┌──

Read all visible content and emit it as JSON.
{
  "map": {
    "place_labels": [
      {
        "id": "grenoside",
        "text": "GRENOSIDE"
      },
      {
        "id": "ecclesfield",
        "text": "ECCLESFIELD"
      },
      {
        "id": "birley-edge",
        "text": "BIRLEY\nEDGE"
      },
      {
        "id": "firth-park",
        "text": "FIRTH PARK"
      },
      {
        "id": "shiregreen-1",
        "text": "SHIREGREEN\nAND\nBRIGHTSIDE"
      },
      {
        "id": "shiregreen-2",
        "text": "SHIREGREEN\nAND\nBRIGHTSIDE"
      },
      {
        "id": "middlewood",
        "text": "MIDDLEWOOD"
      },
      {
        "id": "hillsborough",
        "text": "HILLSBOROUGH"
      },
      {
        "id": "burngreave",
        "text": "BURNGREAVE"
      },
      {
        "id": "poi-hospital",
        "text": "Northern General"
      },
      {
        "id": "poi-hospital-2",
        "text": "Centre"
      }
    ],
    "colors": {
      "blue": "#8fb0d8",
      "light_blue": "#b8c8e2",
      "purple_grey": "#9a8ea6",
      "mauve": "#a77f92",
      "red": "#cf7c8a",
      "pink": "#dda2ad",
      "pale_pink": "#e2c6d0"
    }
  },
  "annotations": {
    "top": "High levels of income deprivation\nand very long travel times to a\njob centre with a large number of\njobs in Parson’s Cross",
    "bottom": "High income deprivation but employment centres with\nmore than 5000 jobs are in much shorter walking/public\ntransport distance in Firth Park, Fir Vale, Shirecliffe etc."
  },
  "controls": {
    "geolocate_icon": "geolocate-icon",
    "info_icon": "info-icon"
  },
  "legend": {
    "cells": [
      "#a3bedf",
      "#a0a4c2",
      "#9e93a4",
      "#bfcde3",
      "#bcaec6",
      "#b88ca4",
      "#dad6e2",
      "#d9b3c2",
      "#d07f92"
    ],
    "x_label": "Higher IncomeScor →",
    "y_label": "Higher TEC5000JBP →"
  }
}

└──

* _Given exercise_:
Counting only lines of the data above that hold "deprivation", report the total and nothing else.

* _Solution to the exercise_:
2